What to produce: Exactly repeat all the records below, omitting the images they hold.

Task material:
* Start *

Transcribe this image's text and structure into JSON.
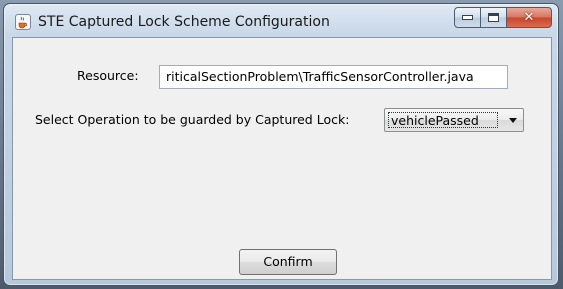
{
  "window": {
    "title": "STE Captured Lock Scheme Configuration",
    "icon": "java-cup-icon",
    "caption_buttons": [
      "minimize-icon",
      "maximize-icon",
      "close-icon"
    ]
  },
  "form": {
    "resource_label": "Resource:",
    "resource_value": "riticalSectionProblem\\TrafficSensorController.java",
    "operation_label": "Select Operation to be guarded by Captured Lock:",
    "operation_selected": "vehiclePassed"
  },
  "buttons": {
    "confirm_label": "Confirm"
  },
  "colors": {
    "close_button": "#c8452a",
    "client_bg": "#f0f0f0"
  }
}
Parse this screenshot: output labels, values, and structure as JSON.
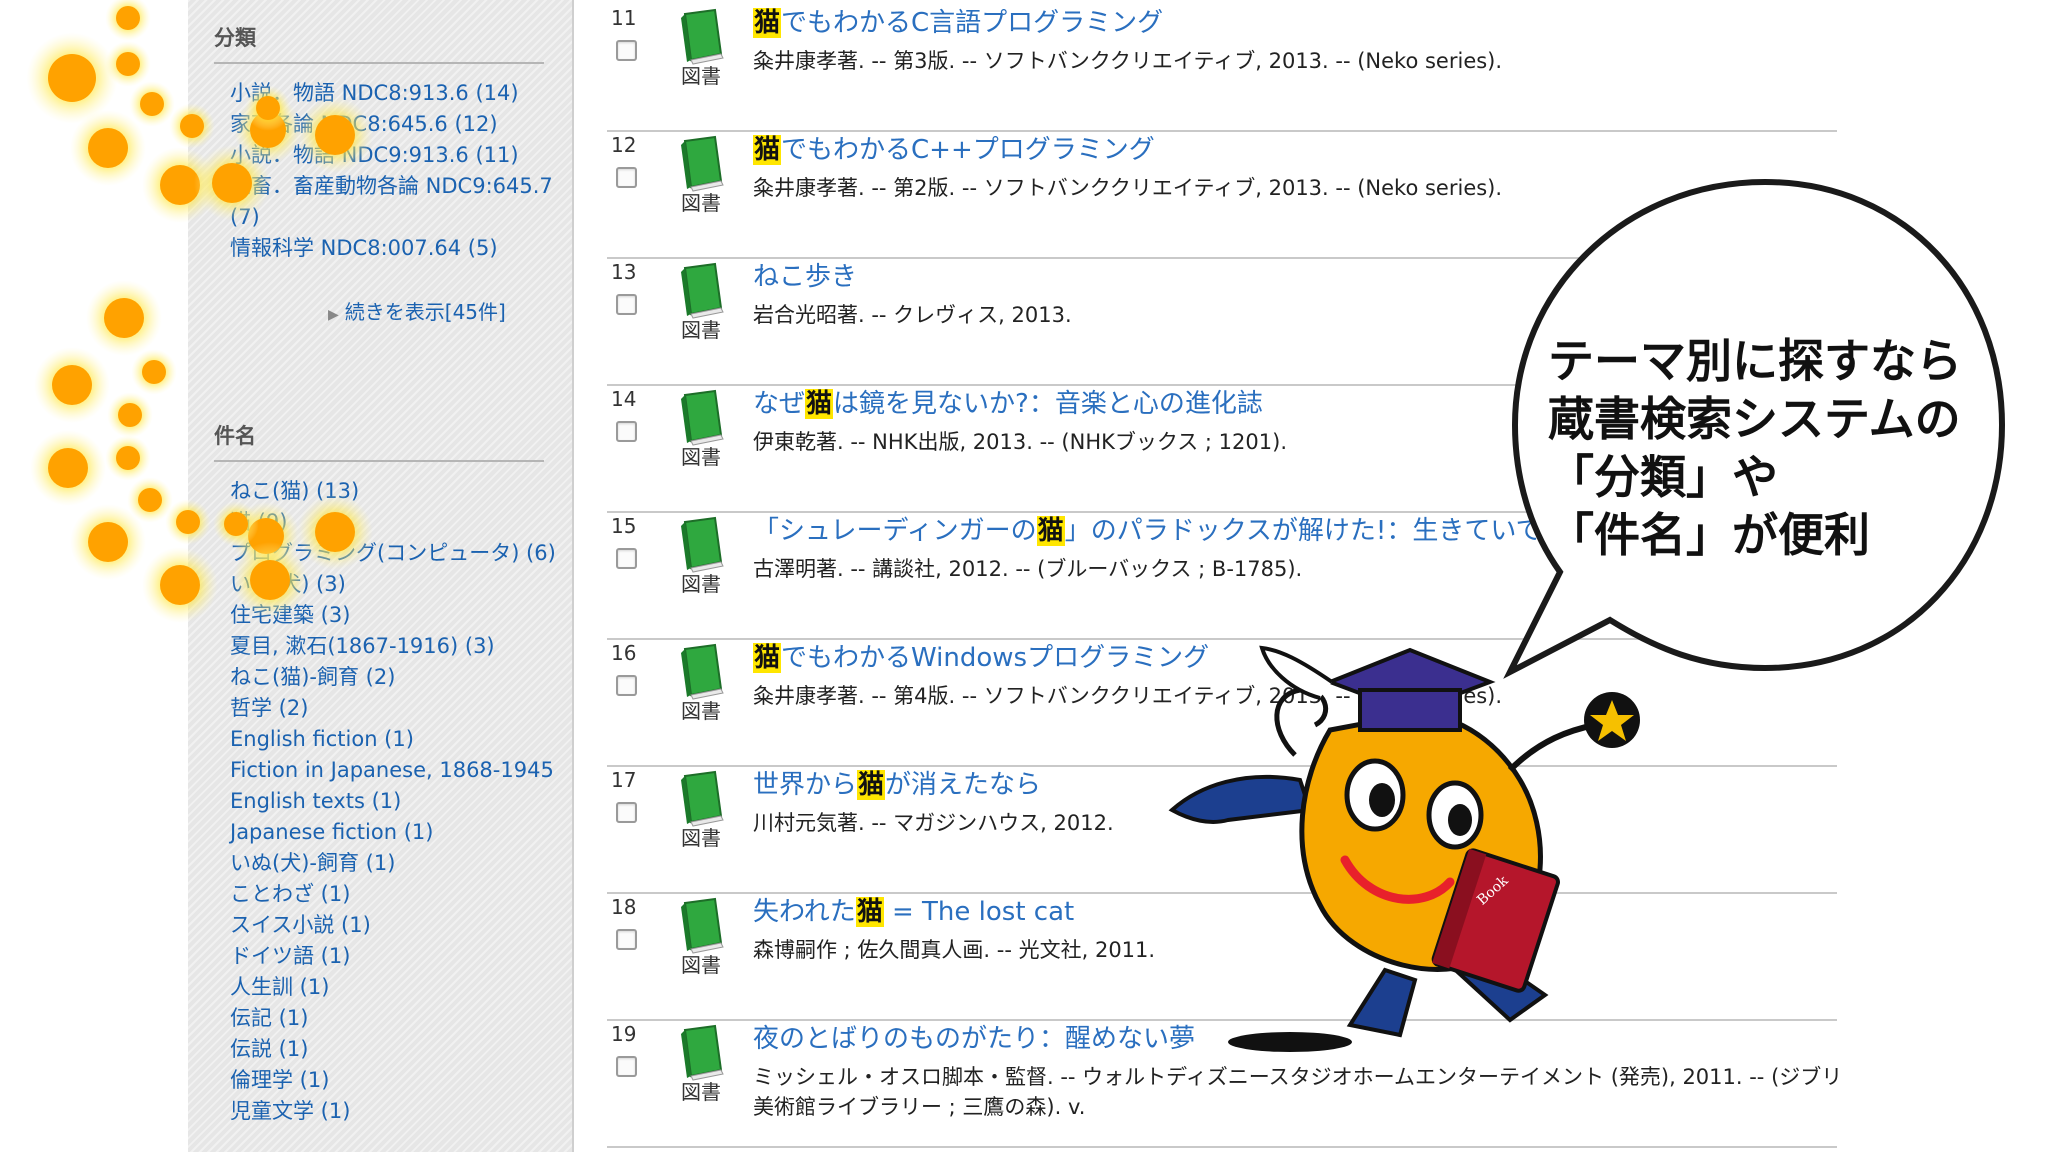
{
  "sidebar": {
    "classification": {
      "heading": "分類",
      "items": [
        "小説．物語 NDC8:913.6 (14)",
        "家畜各論 NDC8:645.6 (12)",
        "小説．物語 NDC9:913.6 (11)",
        "家畜．畜産動物各論 NDC9:645.7 (7)",
        "情報科学 NDC8:007.64 (5)"
      ],
      "show_more": "続きを表示[45件]"
    },
    "subjects": {
      "heading": "件名",
      "items": [
        "ねこ(猫) (13)",
        "猫 (9)",
        "プログラミング(コンピュータ) (6)",
        "いぬ(犬) (3)",
        "住宅建築 (3)",
        "夏目, 漱石(1867-1916) (3)",
        "ねこ(猫)-飼育 (2)",
        "哲学 (2)",
        "English fiction (1)",
        "Fiction in Japanese, 1868-1945 English texts (1)",
        "Japanese fiction (1)",
        "いぬ(犬)-飼育 (1)",
        "ことわざ (1)",
        "スイス小説 (1)",
        "ドイツ語 (1)",
        "人生訓 (1)",
        "伝記 (1)",
        "伝説 (1)",
        "倫理学 (1)",
        "児童文学 (1)"
      ]
    }
  },
  "results": [
    {
      "num": "11",
      "type": "図書",
      "title_before": "",
      "title_highlight": "猫",
      "title_after": "でもわかるC言語プログラミング",
      "meta": "粂井康孝著. -- 第3版. -- ソフトバンククリエイティブ, 2013. -- (Neko series)."
    },
    {
      "num": "12",
      "type": "図書",
      "title_before": "",
      "title_highlight": "猫",
      "title_after": "でもわかるC++プログラミング",
      "meta": "粂井康孝著. -- 第2版. -- ソフトバンククリエイティブ, 2013. -- (Neko series)."
    },
    {
      "num": "13",
      "type": "図書",
      "title_before": "ねこ歩き",
      "title_highlight": "",
      "title_after": "",
      "meta": "岩合光昭著. -- クレヴィス, 2013."
    },
    {
      "num": "14",
      "type": "図書",
      "title_before": "なぜ",
      "title_highlight": "猫",
      "title_after": "は鏡を見ないか?：音楽と心の進化誌",
      "meta": "伊東乾著. -- NHK出版, 2013. -- (NHKブックス ; 1201)."
    },
    {
      "num": "15",
      "type": "図書",
      "title_before": "「シュレーディンガーの",
      "title_highlight": "猫",
      "title_after": "」のパラドックスが解けた!：生きていて死",
      "meta": "古澤明著. -- 講談社, 2012. -- (ブルーバックス ; B-1785)."
    },
    {
      "num": "16",
      "type": "図書",
      "title_before": "",
      "title_highlight": "猫",
      "title_after": "でもわかるWindowsプログラミング",
      "meta": "粂井康孝著. -- 第4版. -- ソフトバンククリエイティブ, 2013. -- (Neko series)."
    },
    {
      "num": "17",
      "type": "図書",
      "title_before": "世界から",
      "title_highlight": "猫",
      "title_after": "が消えたなら",
      "meta": "川村元気著. -- マガジンハウス, 2012."
    },
    {
      "num": "18",
      "type": "図書",
      "title_before": "失われた",
      "title_highlight": "猫",
      "title_after": " = The lost cat",
      "meta": "森博嗣作 ; 佐久間真人画. -- 光文社, 2011."
    },
    {
      "num": "19",
      "type": "図書",
      "title_before": "夜のとばりのものがたり：醒めない夢",
      "title_highlight": "",
      "title_after": "",
      "meta": "ミッシェル・オスロ脚本・監督. -- ウォルトディズニースタジオホームエンターテイメント (発売), 2011. -- (ジブリ美術館ライブラリー ; 三鷹の森). v."
    }
  ],
  "callout": {
    "lines": [
      "テーマ別に探すなら",
      "蔵書検索システムの",
      "「分類」や",
      "「件名」が便利"
    ]
  },
  "mascot": {
    "book_label": "Book"
  },
  "colors": {
    "link": "#2a6fbf",
    "highlight": "#ffe600",
    "dot": "#ffa200",
    "mascot_body": "#f6a800",
    "book_green": "#2fa83f"
  }
}
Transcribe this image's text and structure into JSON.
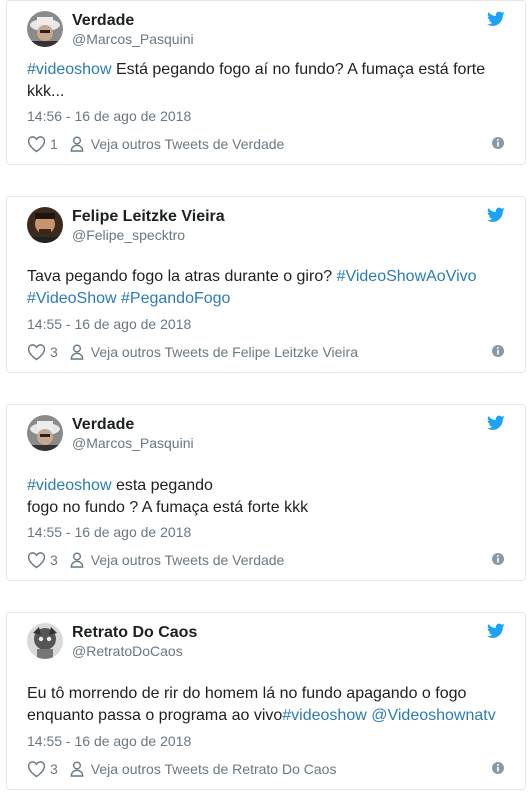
{
  "colors": {
    "link": "#2b7bb9",
    "secondary": "#697882",
    "border": "#e1e8ed",
    "twitter_blue": "#1da1f2"
  },
  "tweets": [
    {
      "name": "Verdade",
      "handle": "@Marcos_Pasquini",
      "text_parts": [
        {
          "type": "hashtag",
          "text": "#videoshow"
        },
        {
          "type": "text",
          "text": " Está pegando fogo aí no fundo? A fumaça está forte kkk..."
        }
      ],
      "time": "14:56 - 16 de ago de 2018",
      "likes": "1",
      "more_link": "Veja outros Tweets de Verdade"
    },
    {
      "name": "Felipe Leitzke Vieira",
      "handle": "@Felipe_specktro",
      "text_parts": [
        {
          "type": "text",
          "text": "Tava pegando fogo la atras durante o giro? "
        },
        {
          "type": "hashtag",
          "text": "#VideoShowAoVivo"
        },
        {
          "type": "text",
          "text": " "
        },
        {
          "type": "hashtag",
          "text": "#VideoShow"
        },
        {
          "type": "text",
          "text": " "
        },
        {
          "type": "hashtag",
          "text": "#PegandoFogo"
        }
      ],
      "time": "14:55 - 16 de ago de 2018",
      "likes": "3",
      "more_link": "Veja outros Tweets de Felipe Leitzke Vieira"
    },
    {
      "name": "Verdade",
      "handle": "@Marcos_Pasquini",
      "text_parts": [
        {
          "type": "hashtag",
          "text": "#videoshow"
        },
        {
          "type": "text",
          "text": " esta pegando"
        },
        {
          "type": "br"
        },
        {
          "type": "text",
          "text": "fogo no fundo ? A fumaça está forte kkk"
        }
      ],
      "time": "14:55 - 16 de ago de 2018",
      "likes": "3",
      "more_link": "Veja outros Tweets de Verdade"
    },
    {
      "name": "Retrato Do Caos",
      "handle": "@RetratoDoCaos",
      "text_parts": [
        {
          "type": "text",
          "text": "Eu tô morrendo de rir do homem lá no fundo apagando o fogo enquanto passa o programa ao vivo"
        },
        {
          "type": "hashtag",
          "text": "#videoshow"
        },
        {
          "type": "text",
          "text": " "
        },
        {
          "type": "hashtag",
          "text": "@Videoshownatv"
        }
      ],
      "time": "14:55 - 16 de ago de 2018",
      "likes": "3",
      "more_link": "Veja outros Tweets de Retrato Do Caos"
    }
  ]
}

* End *

Output of the exercise:
Transcribe this image's text and structure into JSON.
{
  "window": {
    "title": "STE Captured Lock Scheme Configuration",
    "icon": "java-cup-icon",
    "caption_buttons": [
      "minimize-icon",
      "maximize-icon",
      "close-icon"
    ]
  },
  "form": {
    "resource_label": "Resource:",
    "resource_value": "riticalSectionProblem\\TrafficSensorController.java",
    "operation_label": "Select Operation to be guarded by Captured Lock:",
    "operation_selected": "vehiclePassed"
  },
  "buttons": {
    "confirm_label": "Confirm"
  },
  "colors": {
    "close_button": "#c8452a",
    "client_bg": "#f0f0f0"
  }
}
Parse this screenshot: output labels, values, and structure as JSON.
{
  "sidebar": {
    "classification": {
      "heading": "分類",
      "items": [
        "小説．物語 NDC8:913.6 (14)",
        "家畜各論 NDC8:645.6 (12)",
        "小説．物語 NDC9:913.6 (11)",
        "家畜．畜産動物各論 NDC9:645.7 (7)",
        "情報科学 NDC8:007.64 (5)"
      ],
      "show_more": "続きを表示[45件]"
    },
    "subjects": {
      "heading": "件名",
      "items": [
        "ねこ(猫) (13)",
        "猫 (9)",
        "プログラミング(コンピュータ) (6)",
        "いぬ(犬) (3)",
        "住宅建築 (3)",
        "夏目, 漱石(1867-1916) (3)",
        "ねこ(猫)-飼育 (2)",
        "哲学 (2)",
        "English fiction (1)",
        "Fiction in Japanese, 1868-1945 English texts (1)",
        "Japanese fiction (1)",
        "いぬ(犬)-飼育 (1)",
        "ことわざ (1)",
        "スイス小説 (1)",
        "ドイツ語 (1)",
        "人生訓 (1)",
        "伝記 (1)",
        "伝説 (1)",
        "倫理学 (1)",
        "児童文学 (1)"
      ]
    }
  },
  "results": [
    {
      "num": "11",
      "type": "図書",
      "title_before": "",
      "title_highlight": "猫",
      "title_after": "でもわかるC言語プログラミング",
      "meta": "粂井康孝著. -- 第3版. -- ソフトバンククリエイティブ, 2013. -- (Neko series)."
    },
    {
      "num": "12",
      "type": "図書",
      "title_before": "",
      "title_highlight": "猫",
      "title_after": "でもわかるC++プログラミング",
      "meta": "粂井康孝著. -- 第2版. -- ソフトバンククリエイティブ, 2013. -- (Neko series)."
    },
    {
      "num": "13",
      "type": "図書",
      "title_before": "ねこ歩き",
      "title_highlight": "",
      "title_after": "",
      "meta": "岩合光昭著. -- クレヴィス, 2013."
    },
    {
      "num": "14",
      "type": "図書",
      "title_before": "なぜ",
      "title_highlight": "猫",
      "title_after": "は鏡を見ないか?：音楽と心の進化誌",
      "meta": "伊東乾著. -- NHK出版, 2013. -- (NHKブックス ; 1201)."
    },
    {
      "num": "15",
      "type": "図書",
      "title_before": "「シュレーディンガーの",
      "title_highlight": "猫",
      "title_after": "」のパラドックスが解けた!：生きていて死",
      "meta": "古澤明著. -- 講談社, 2012. -- (ブルーバックス ; B-1785)."
    },
    {
      "num": "16",
      "type": "図書",
      "title_before": "",
      "title_highlight": "猫",
      "title_after": "でもわかるWindowsプログラミング",
      "meta": "粂井康孝著. -- 第4版. -- ソフトバンククリエイティブ, 2013. -- (Neko series)."
    },
    {
      "num": "17",
      "type": "図書",
      "title_before": "世界から",
      "title_highlight": "猫",
      "title_after": "が消えたなら",
      "meta": "川村元気著. -- マガジンハウス, 2012."
    },
    {
      "num": "18",
      "type": "図書",
      "title_before": "失われた",
      "title_highlight": "猫",
      "title_after": " = The lost cat",
      "meta": "森博嗣作 ; 佐久間真人画. -- 光文社, 2011."
    },
    {
      "num": "19",
      "type": "図書",
      "title_before": "夜のとばりのものがたり：醒めない夢",
      "title_highlight": "",
      "title_after": "",
      "meta": "ミッシェル・オスロ脚本・監督. -- ウォルトディズニースタジオホームエンターテイメント (発売), 2011. -- (ジブリ美術館ライブラリー ; 三鷹の森). v."
    }
  ],
  "callout": {
    "lines": [
      "テーマ別に探すなら",
      "蔵書検索システムの",
      "「分類」や",
      "「件名」が便利"
    ]
  },
  "mascot": {
    "book_label": "Book"
  },
  "colors": {
    "link": "#2a6fbf",
    "highlight": "#ffe600",
    "dot": "#ffa200",
    "mascot_body": "#f6a800",
    "book_green": "#2fa83f"
  }
}
Transcribe this image's text and structure into JSON.
{
  "colors": {
    "link": "#2b7bb9",
    "secondary": "#697882",
    "border": "#e1e8ed",
    "twitter_blue": "#1da1f2"
  },
  "tweets": [
    {
      "name": "Verdade",
      "handle": "@Marcos_Pasquini",
      "text_parts": [
        {
          "type": "hashtag",
          "text": "#videoshow"
        },
        {
          "type": "text",
          "text": " Está pegando fogo aí no fundo? A fumaça está forte kkk..."
        }
      ],
      "time": "14:56 - 16 de ago de 2018",
      "likes": "1",
      "more_link": "Veja outros Tweets de Verdade"
    },
    {
      "name": "Felipe Leitzke Vieira",
      "handle": "@Felipe_specktro",
      "text_parts": [
        {
          "type": "text",
          "text": "Tava pegando fogo la atras durante o giro? "
        },
        {
          "type": "hashtag",
          "text": "#VideoShowAoVivo"
        },
        {
          "type": "text",
          "text": " "
        },
        {
          "type": "hashtag",
          "text": "#VideoShow"
        },
        {
          "type": "text",
          "text": " "
        },
        {
          "type": "hashtag",
          "text": "#PegandoFogo"
        }
      ],
      "time": "14:55 - 16 de ago de 2018",
      "likes": "3",
      "more_link": "Veja outros Tweets de Felipe Leitzke Vieira"
    },
    {
      "name": "Verdade",
      "handle": "@Marcos_Pasquini",
      "text_parts": [
        {
          "type": "hashtag",
          "text": "#videoshow"
        },
        {
          "type": "text",
          "text": " esta pegando"
        },
        {
          "type": "br"
        },
        {
          "type": "text",
          "text": "fogo no fundo ? A fumaça está forte kkk"
        }
      ],
      "time": "14:55 - 16 de ago de 2018",
      "likes": "3",
      "more_link": "Veja outros Tweets de Verdade"
    },
    {
      "name": "Retrato Do Caos",
      "handle": "@RetratoDoCaos",
      "text_parts": [
        {
          "type": "text",
          "text": "Eu tô morrendo de rir do homem lá no fundo apagando o fogo enquanto passa o programa ao vivo"
        },
        {
          "type": "hashtag",
          "text": "#videoshow"
        },
        {
          "type": "text",
          "text": " "
        },
        {
          "type": "hashtag",
          "text": "@Videoshownatv"
        }
      ],
      "time": "14:55 - 16 de ago de 2018",
      "likes": "3",
      "more_link": "Veja outros Tweets de Retrato Do Caos"
    }
  ]
}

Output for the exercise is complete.